START Data supplied

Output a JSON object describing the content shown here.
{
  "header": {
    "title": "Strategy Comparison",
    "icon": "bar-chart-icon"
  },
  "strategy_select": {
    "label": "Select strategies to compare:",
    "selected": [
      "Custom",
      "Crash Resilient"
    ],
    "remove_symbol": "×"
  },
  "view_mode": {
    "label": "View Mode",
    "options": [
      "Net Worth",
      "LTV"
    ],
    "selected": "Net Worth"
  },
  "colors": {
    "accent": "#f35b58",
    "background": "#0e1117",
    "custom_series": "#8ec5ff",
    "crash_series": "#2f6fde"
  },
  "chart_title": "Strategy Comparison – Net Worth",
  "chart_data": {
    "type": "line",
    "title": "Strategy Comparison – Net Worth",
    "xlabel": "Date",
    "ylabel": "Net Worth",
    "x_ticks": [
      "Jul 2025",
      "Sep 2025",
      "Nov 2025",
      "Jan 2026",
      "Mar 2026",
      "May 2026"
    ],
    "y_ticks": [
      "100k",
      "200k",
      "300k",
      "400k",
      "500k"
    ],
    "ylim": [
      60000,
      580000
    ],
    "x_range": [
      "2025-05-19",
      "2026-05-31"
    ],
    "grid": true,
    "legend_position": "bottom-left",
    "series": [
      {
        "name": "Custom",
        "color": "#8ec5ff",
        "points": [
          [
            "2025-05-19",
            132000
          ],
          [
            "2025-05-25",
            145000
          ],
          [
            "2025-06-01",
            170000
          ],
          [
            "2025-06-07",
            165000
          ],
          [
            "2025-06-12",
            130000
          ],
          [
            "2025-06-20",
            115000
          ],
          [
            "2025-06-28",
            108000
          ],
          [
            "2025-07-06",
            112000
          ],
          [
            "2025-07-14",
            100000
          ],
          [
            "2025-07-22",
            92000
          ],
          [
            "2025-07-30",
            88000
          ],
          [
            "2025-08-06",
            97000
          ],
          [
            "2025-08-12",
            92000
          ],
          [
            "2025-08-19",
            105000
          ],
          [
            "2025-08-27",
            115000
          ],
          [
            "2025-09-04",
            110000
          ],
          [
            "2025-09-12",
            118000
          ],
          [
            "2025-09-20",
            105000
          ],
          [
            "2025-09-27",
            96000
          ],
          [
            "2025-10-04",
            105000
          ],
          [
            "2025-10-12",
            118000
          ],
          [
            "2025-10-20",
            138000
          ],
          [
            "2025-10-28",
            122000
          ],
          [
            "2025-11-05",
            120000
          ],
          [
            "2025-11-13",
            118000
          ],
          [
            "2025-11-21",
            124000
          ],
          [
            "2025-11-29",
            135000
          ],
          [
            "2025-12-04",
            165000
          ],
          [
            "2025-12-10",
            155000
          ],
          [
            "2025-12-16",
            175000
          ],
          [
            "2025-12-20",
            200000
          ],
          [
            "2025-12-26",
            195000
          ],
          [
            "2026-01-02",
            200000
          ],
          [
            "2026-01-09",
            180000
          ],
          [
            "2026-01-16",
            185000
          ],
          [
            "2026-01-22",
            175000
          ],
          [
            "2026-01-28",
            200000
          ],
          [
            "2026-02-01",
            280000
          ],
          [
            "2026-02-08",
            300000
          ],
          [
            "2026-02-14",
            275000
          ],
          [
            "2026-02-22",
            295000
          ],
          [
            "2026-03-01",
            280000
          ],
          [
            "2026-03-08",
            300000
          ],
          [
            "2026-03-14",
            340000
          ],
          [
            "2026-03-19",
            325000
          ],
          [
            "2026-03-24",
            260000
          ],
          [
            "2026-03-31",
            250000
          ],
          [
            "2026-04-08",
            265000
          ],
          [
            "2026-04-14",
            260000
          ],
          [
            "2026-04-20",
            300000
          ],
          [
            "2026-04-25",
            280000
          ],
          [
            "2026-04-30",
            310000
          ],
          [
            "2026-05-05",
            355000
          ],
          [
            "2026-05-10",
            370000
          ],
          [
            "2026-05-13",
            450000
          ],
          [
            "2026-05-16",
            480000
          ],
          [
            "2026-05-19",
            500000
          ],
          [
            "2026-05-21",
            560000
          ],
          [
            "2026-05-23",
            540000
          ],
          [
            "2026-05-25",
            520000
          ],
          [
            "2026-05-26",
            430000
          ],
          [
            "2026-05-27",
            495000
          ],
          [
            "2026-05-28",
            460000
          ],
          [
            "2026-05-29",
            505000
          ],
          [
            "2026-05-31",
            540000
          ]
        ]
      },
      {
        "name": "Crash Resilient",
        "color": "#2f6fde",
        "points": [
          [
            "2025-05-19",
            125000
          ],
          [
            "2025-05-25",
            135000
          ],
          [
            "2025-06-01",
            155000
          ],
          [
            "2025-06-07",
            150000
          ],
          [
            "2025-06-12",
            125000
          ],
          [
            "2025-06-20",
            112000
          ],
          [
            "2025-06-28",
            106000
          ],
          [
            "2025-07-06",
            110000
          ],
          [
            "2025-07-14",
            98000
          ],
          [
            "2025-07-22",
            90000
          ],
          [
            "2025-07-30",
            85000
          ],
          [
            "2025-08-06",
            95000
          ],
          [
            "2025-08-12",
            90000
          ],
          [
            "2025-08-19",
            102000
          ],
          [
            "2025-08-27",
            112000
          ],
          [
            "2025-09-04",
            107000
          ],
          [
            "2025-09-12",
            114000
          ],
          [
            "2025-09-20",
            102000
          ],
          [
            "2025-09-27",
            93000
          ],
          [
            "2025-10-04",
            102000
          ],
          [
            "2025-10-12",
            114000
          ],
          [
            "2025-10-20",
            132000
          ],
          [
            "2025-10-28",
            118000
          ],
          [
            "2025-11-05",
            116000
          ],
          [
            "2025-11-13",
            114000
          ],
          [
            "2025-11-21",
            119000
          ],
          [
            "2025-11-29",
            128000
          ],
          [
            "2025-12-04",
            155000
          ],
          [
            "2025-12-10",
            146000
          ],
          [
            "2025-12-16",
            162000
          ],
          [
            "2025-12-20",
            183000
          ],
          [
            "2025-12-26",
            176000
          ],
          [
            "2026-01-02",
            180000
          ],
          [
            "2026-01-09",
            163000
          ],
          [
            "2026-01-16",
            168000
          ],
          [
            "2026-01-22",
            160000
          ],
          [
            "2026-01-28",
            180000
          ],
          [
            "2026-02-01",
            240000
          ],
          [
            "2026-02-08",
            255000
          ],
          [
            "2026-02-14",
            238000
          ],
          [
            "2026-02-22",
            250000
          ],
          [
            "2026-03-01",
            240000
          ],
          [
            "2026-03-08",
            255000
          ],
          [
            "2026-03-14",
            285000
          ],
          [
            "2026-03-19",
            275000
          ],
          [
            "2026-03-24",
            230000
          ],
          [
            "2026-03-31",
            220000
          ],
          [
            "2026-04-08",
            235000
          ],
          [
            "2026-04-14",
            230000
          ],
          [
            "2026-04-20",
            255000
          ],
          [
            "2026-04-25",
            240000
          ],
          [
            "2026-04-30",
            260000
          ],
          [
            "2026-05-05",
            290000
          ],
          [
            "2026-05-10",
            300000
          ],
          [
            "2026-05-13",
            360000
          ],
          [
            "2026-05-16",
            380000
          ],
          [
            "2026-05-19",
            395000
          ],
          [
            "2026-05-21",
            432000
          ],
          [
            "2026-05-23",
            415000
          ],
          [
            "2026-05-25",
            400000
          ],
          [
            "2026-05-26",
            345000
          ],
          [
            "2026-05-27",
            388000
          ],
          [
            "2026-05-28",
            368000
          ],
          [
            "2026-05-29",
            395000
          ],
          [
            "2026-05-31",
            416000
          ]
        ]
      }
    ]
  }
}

END Data supplied

How many lines in the listing contain "Resilient"? Answer with the number alone.

Output for this task
2